** start Records supplied **

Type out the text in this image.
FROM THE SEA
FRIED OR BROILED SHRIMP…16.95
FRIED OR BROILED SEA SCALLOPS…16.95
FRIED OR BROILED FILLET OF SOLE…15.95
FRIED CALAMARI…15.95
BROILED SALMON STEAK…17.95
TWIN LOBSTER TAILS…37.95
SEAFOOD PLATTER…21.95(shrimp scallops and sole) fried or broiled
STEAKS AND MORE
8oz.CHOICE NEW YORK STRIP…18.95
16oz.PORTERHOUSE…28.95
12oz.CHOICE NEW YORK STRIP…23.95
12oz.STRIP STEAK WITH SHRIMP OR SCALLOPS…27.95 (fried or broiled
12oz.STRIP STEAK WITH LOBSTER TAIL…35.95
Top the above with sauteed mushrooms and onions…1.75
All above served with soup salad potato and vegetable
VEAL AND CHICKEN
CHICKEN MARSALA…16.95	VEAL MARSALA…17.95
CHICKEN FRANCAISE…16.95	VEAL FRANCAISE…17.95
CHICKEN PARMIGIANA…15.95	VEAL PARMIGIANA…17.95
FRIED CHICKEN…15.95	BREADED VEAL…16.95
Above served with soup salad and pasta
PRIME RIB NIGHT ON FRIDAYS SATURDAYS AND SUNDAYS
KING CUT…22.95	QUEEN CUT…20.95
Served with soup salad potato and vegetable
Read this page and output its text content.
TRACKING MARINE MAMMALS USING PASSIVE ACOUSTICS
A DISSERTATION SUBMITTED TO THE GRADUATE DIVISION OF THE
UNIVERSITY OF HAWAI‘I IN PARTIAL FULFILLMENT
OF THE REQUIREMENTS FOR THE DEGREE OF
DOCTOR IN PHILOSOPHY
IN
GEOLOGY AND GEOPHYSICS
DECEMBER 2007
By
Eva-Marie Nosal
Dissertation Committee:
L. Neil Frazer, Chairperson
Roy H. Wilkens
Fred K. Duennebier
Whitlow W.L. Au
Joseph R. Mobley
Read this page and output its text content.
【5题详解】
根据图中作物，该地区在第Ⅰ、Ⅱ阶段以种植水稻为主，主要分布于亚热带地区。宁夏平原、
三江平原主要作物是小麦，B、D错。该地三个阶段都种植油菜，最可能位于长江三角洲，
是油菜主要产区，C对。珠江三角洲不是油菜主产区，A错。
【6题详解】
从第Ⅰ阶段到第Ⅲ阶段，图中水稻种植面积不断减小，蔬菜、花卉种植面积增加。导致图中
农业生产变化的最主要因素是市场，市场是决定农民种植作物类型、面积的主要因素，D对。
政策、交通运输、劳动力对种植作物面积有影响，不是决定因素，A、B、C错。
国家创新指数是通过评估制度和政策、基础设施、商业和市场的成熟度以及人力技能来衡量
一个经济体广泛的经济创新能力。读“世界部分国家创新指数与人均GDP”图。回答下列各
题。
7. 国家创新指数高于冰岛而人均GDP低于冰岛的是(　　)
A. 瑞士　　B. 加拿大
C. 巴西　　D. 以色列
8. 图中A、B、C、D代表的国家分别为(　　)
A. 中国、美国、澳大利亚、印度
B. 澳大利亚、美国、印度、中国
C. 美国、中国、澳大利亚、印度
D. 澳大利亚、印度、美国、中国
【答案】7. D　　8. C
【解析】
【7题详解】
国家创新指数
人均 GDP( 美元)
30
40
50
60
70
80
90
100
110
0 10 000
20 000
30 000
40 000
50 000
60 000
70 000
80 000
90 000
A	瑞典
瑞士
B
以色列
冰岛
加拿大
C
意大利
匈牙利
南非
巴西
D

** end Records supplied **

What to do
Each line of the material above either contains the word "CHICKEN" or does not; state how many do, and nothing else.

Answer to the task
5